### Prompt
Drop the images, then output the listing exactly.
####
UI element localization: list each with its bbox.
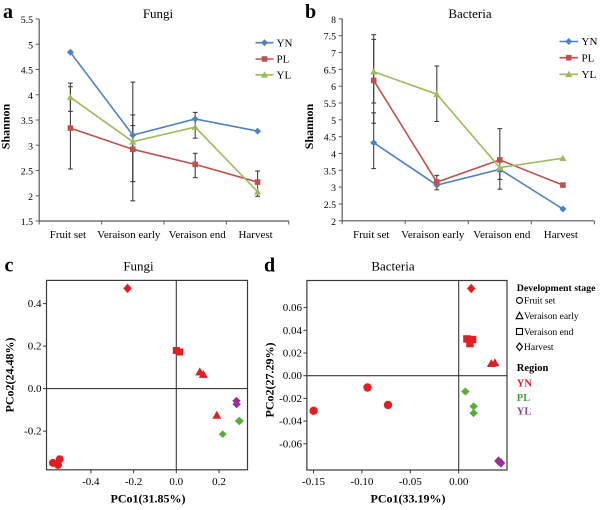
svg-text:PL: PL bbox=[582, 52, 595, 64]
svg-text:-0.10: -0.10 bbox=[350, 476, 373, 488]
svg-text:0.00: 0.00 bbox=[449, 476, 469, 488]
svg-text:YL: YL bbox=[582, 69, 597, 81]
svg-text:2.5: 2.5 bbox=[324, 200, 336, 211]
svg-text:-0.2: -0.2 bbox=[24, 426, 41, 438]
svg-text:2: 2 bbox=[28, 192, 33, 203]
svg-text:0.0: 0.0 bbox=[28, 383, 42, 395]
svg-text:4: 4 bbox=[331, 149, 336, 160]
svg-text:Bacteria: Bacteria bbox=[371, 259, 415, 274]
svg-text:PCo2(27.29%): PCo2(27.29%) bbox=[263, 343, 277, 418]
svg-text:0.06: 0.06 bbox=[283, 302, 303, 314]
svg-text:Veraison end: Veraison end bbox=[169, 229, 227, 241]
svg-text:3.5: 3.5 bbox=[324, 166, 336, 177]
svg-text:Fruit set: Fruit set bbox=[524, 297, 556, 307]
svg-text:Harvest: Harvest bbox=[544, 229, 578, 241]
svg-text:Harvest: Harvest bbox=[524, 343, 554, 353]
svg-text:PL: PL bbox=[517, 393, 530, 404]
svg-text:-0.02: -0.02 bbox=[279, 393, 302, 405]
svg-text:YN: YN bbox=[582, 36, 598, 48]
svg-text:-0.15: -0.15 bbox=[302, 476, 325, 488]
svg-text:Fungi: Fungi bbox=[123, 259, 154, 274]
svg-text:4: 4 bbox=[28, 91, 33, 102]
svg-text:d: d bbox=[264, 255, 275, 277]
svg-text:-0.06: -0.06 bbox=[279, 438, 302, 450]
svg-text:0.02: 0.02 bbox=[283, 348, 302, 360]
svg-text:Fungi: Fungi bbox=[143, 6, 174, 21]
svg-text:-0.4: -0.4 bbox=[82, 476, 100, 488]
svg-text:5: 5 bbox=[331, 116, 336, 127]
svg-text:PCo1(33.19%): PCo1(33.19%) bbox=[371, 492, 446, 506]
svg-text:8: 8 bbox=[331, 15, 336, 26]
svg-text:YN: YN bbox=[277, 37, 293, 49]
svg-text:Fruit set: Fruit set bbox=[353, 229, 389, 241]
svg-text:YL: YL bbox=[277, 70, 292, 82]
svg-text:Shannon: Shannon bbox=[0, 103, 13, 149]
svg-text:c: c bbox=[5, 255, 14, 277]
svg-text:2: 2 bbox=[331, 217, 336, 228]
svg-text:PCo1(31.85%): PCo1(31.85%) bbox=[111, 492, 186, 506]
svg-text:5.5: 5.5 bbox=[21, 15, 33, 26]
svg-text:1.5: 1.5 bbox=[21, 217, 33, 228]
svg-text:3: 3 bbox=[28, 141, 33, 152]
svg-text:a: a bbox=[3, 1, 13, 23]
svg-text:4.5: 4.5 bbox=[21, 66, 33, 77]
svg-text:b: b bbox=[305, 1, 316, 23]
svg-text:0.04: 0.04 bbox=[283, 325, 303, 337]
svg-text:5.5: 5.5 bbox=[324, 99, 336, 110]
svg-text:Veraison early: Veraison early bbox=[401, 229, 465, 241]
svg-text:PL: PL bbox=[277, 54, 290, 66]
svg-text:-0.2: -0.2 bbox=[125, 476, 142, 488]
svg-text:0.0: 0.0 bbox=[169, 476, 183, 488]
svg-text:6.5: 6.5 bbox=[324, 65, 336, 76]
svg-text:0.4: 0.4 bbox=[28, 298, 42, 310]
svg-text:PCo2(24.48%): PCo2(24.48%) bbox=[3, 338, 17, 413]
svg-text:7.5: 7.5 bbox=[324, 32, 336, 43]
svg-text:YL: YL bbox=[517, 407, 532, 418]
svg-text:Bacteria: Bacteria bbox=[448, 6, 492, 21]
svg-text:6: 6 bbox=[331, 82, 336, 93]
svg-text:Veraison end: Veraison end bbox=[524, 328, 574, 338]
svg-text:0.2: 0.2 bbox=[212, 476, 226, 488]
svg-text:0.00: 0.00 bbox=[283, 370, 303, 382]
svg-text:-0.05: -0.05 bbox=[399, 476, 422, 488]
svg-text:Region: Region bbox=[517, 363, 549, 374]
svg-text:-0.04: -0.04 bbox=[279, 416, 302, 428]
svg-text:7: 7 bbox=[331, 49, 336, 60]
svg-text:Harvest: Harvest bbox=[238, 229, 272, 241]
svg-text:5: 5 bbox=[28, 40, 33, 51]
svg-text:Shannon: Shannon bbox=[302, 103, 316, 149]
svg-text:Development stage: Development stage bbox=[517, 283, 596, 294]
svg-text:4.5: 4.5 bbox=[324, 133, 336, 144]
svg-text:3.5: 3.5 bbox=[21, 116, 33, 127]
svg-text:3: 3 bbox=[331, 183, 336, 194]
svg-text:Veraison early: Veraison early bbox=[97, 229, 161, 241]
svg-text:YN: YN bbox=[517, 379, 533, 390]
svg-text:Veraison early: Veraison early bbox=[524, 312, 579, 322]
svg-text:Fruit set: Fruit set bbox=[50, 229, 86, 241]
svg-text:0.2: 0.2 bbox=[28, 341, 42, 353]
svg-text:Veraison end: Veraison end bbox=[473, 229, 531, 241]
svg-text:2.5: 2.5 bbox=[21, 167, 33, 178]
####
### Result of this exercise
UI element localization: list each with its bbox.
svg-text:PL: PL bbox=[582, 52, 595, 64]
svg-text:-0.10: -0.10 bbox=[350, 476, 373, 488]
svg-text:0.00: 0.00 bbox=[449, 476, 469, 488]
svg-text:YL: YL bbox=[582, 69, 597, 81]
svg-text:2.5: 2.5 bbox=[324, 200, 336, 211]
svg-text:-0.2: -0.2 bbox=[24, 426, 41, 438]
svg-text:2: 2 bbox=[28, 192, 33, 203]
svg-text:0.0: 0.0 bbox=[28, 383, 42, 395]
svg-text:4: 4 bbox=[331, 149, 336, 160]
svg-text:Bacteria: Bacteria bbox=[371, 259, 415, 274]
svg-text:PCo2(27.29%): PCo2(27.29%) bbox=[263, 343, 277, 418]
svg-text:0.06: 0.06 bbox=[283, 302, 303, 314]
svg-text:Veraison end: Veraison end bbox=[169, 229, 227, 241]
svg-text:3.5: 3.5 bbox=[324, 166, 336, 177]
svg-text:Fruit set: Fruit set bbox=[524, 297, 556, 307]
svg-text:Harvest: Harvest bbox=[544, 229, 578, 241]
svg-text:Harvest: Harvest bbox=[524, 343, 554, 353]
svg-text:PL: PL bbox=[517, 393, 530, 404]
svg-text:-0.02: -0.02 bbox=[279, 393, 302, 405]
svg-text:YN: YN bbox=[582, 36, 598, 48]
svg-text:-0.15: -0.15 bbox=[302, 476, 325, 488]
svg-text:Fungi: Fungi bbox=[123, 259, 154, 274]
svg-text:4: 4 bbox=[28, 91, 33, 102]
svg-text:d: d bbox=[264, 255, 275, 277]
svg-text:-0.06: -0.06 bbox=[279, 438, 302, 450]
svg-text:0.02: 0.02 bbox=[283, 348, 302, 360]
svg-text:Fungi: Fungi bbox=[143, 6, 174, 21]
svg-text:-0.4: -0.4 bbox=[82, 476, 100, 488]
svg-text:5: 5 bbox=[331, 116, 336, 127]
svg-text:PCo1(33.19%): PCo1(33.19%) bbox=[371, 492, 446, 506]
svg-text:8: 8 bbox=[331, 15, 336, 26]
svg-text:YN: YN bbox=[277, 37, 293, 49]
svg-text:Fruit set: Fruit set bbox=[353, 229, 389, 241]
svg-text:YL: YL bbox=[277, 70, 292, 82]
svg-text:Shannon: Shannon bbox=[0, 103, 13, 149]
svg-text:c: c bbox=[5, 255, 14, 277]
svg-text:2: 2 bbox=[331, 217, 336, 228]
svg-text:PCo1(31.85%): PCo1(31.85%) bbox=[111, 492, 186, 506]
svg-text:5.5: 5.5 bbox=[21, 15, 33, 26]
svg-text:1.5: 1.5 bbox=[21, 217, 33, 228]
svg-text:3: 3 bbox=[28, 141, 33, 152]
svg-text:a: a bbox=[3, 1, 13, 23]
svg-text:4.5: 4.5 bbox=[21, 66, 33, 77]
svg-text:b: b bbox=[305, 1, 316, 23]
svg-text:0.04: 0.04 bbox=[283, 325, 303, 337]
svg-text:5.5: 5.5 bbox=[324, 99, 336, 110]
svg-text:Veraison early: Veraison early bbox=[401, 229, 465, 241]
svg-text:PL: PL bbox=[277, 54, 290, 66]
svg-text:-0.2: -0.2 bbox=[125, 476, 142, 488]
svg-text:0.0: 0.0 bbox=[169, 476, 183, 488]
svg-text:6.5: 6.5 bbox=[324, 65, 336, 76]
svg-text:0.4: 0.4 bbox=[28, 298, 42, 310]
svg-text:PCo2(24.48%): PCo2(24.48%) bbox=[3, 338, 17, 413]
svg-text:7.5: 7.5 bbox=[324, 32, 336, 43]
svg-text:YL: YL bbox=[517, 407, 532, 418]
svg-text:Bacteria: Bacteria bbox=[448, 6, 492, 21]
svg-text:6: 6 bbox=[331, 82, 336, 93]
svg-text:Veraison end: Veraison end bbox=[524, 328, 574, 338]
svg-text:0.2: 0.2 bbox=[212, 476, 226, 488]
svg-text:0.00: 0.00 bbox=[283, 370, 303, 382]
svg-text:-0.05: -0.05 bbox=[399, 476, 422, 488]
svg-text:Region: Region bbox=[517, 363, 549, 374]
svg-text:-0.04: -0.04 bbox=[279, 416, 302, 428]
svg-text:7: 7 bbox=[331, 49, 336, 60]
svg-text:Harvest: Harvest bbox=[238, 229, 272, 241]
svg-text:5: 5 bbox=[28, 40, 33, 51]
svg-text:Shannon: Shannon bbox=[302, 103, 316, 149]
svg-text:Development stage: Development stage bbox=[517, 283, 596, 294]
svg-text:4.5: 4.5 bbox=[324, 133, 336, 144]
svg-text:3.5: 3.5 bbox=[21, 116, 33, 127]
svg-text:3: 3 bbox=[331, 183, 336, 194]
svg-text:Veraison early: Veraison early bbox=[97, 229, 161, 241]
svg-text:YN: YN bbox=[517, 379, 533, 390]
svg-text:Veraison early: Veraison early bbox=[524, 312, 579, 322]
svg-text:Fruit set: Fruit set bbox=[50, 229, 86, 241]
svg-text:0.2: 0.2 bbox=[28, 341, 42, 353]
svg-text:Veraison end: Veraison end bbox=[473, 229, 531, 241]
svg-text:2.5: 2.5 bbox=[21, 167, 33, 178]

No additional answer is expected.